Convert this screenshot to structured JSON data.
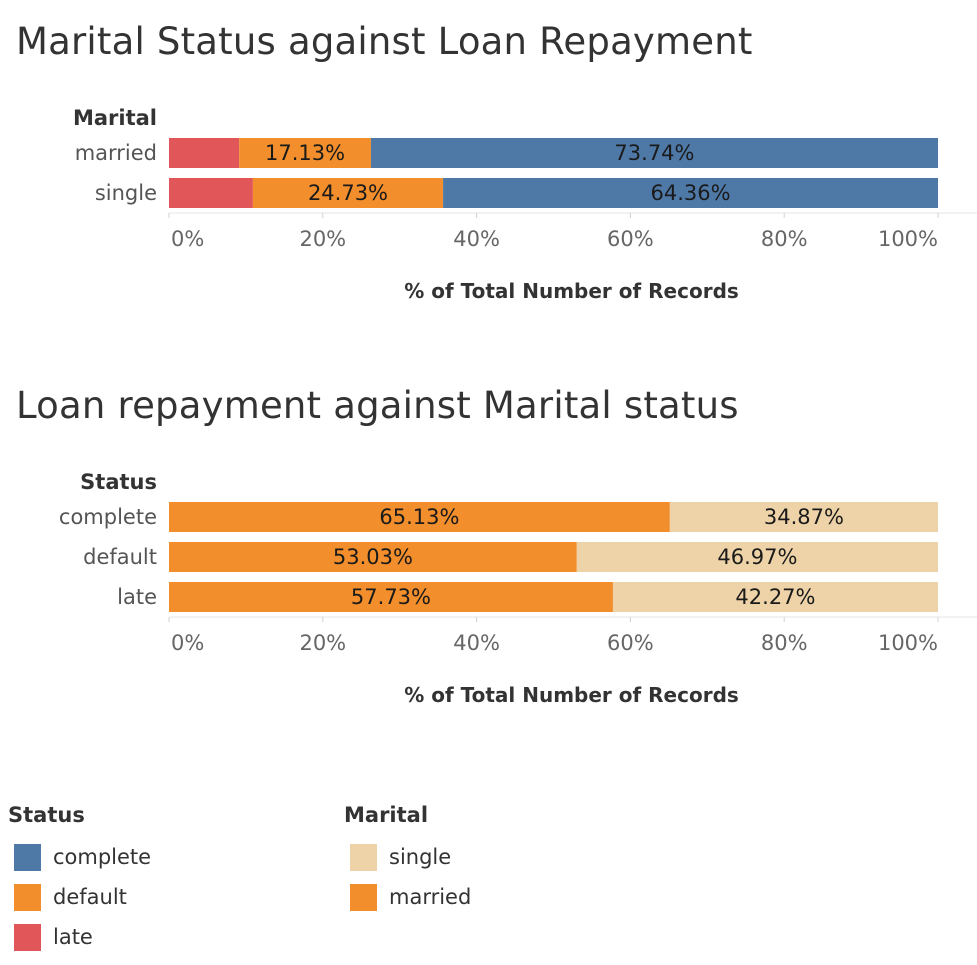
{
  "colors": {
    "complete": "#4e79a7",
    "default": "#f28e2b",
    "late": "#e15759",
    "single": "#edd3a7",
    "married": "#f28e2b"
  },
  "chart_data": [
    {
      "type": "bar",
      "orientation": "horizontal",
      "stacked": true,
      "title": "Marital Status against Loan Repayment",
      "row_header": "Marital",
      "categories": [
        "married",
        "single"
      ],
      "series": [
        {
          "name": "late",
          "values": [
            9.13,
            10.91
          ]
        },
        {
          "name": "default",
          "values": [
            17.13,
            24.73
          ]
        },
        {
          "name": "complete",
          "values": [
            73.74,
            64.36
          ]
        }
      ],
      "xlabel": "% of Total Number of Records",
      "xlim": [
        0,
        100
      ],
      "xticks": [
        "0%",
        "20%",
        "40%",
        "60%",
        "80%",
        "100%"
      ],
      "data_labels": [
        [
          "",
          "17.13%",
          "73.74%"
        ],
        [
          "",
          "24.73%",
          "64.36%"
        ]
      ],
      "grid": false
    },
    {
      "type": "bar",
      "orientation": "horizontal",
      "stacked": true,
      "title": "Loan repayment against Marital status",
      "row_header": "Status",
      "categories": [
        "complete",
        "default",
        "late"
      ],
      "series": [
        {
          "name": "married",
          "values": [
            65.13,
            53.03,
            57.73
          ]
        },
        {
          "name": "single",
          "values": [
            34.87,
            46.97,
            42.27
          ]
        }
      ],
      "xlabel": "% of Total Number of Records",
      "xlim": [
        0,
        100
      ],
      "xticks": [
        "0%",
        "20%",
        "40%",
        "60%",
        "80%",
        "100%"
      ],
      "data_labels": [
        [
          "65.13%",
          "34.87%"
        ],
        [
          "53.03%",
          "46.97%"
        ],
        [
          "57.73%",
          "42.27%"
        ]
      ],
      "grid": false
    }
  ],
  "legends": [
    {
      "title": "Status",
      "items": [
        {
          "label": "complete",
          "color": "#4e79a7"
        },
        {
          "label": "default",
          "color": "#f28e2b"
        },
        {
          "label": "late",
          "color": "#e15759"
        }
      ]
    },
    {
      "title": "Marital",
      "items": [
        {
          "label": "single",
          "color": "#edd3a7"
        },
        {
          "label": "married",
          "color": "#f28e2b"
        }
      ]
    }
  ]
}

++++++

For each line in the data above that contains the string "Marital", extract the line.

      "title": "Marital Status against Loan Repayment",
      "row_header": "Marital",
      "title": "Loan repayment against Marital status",
      "title": "Marital",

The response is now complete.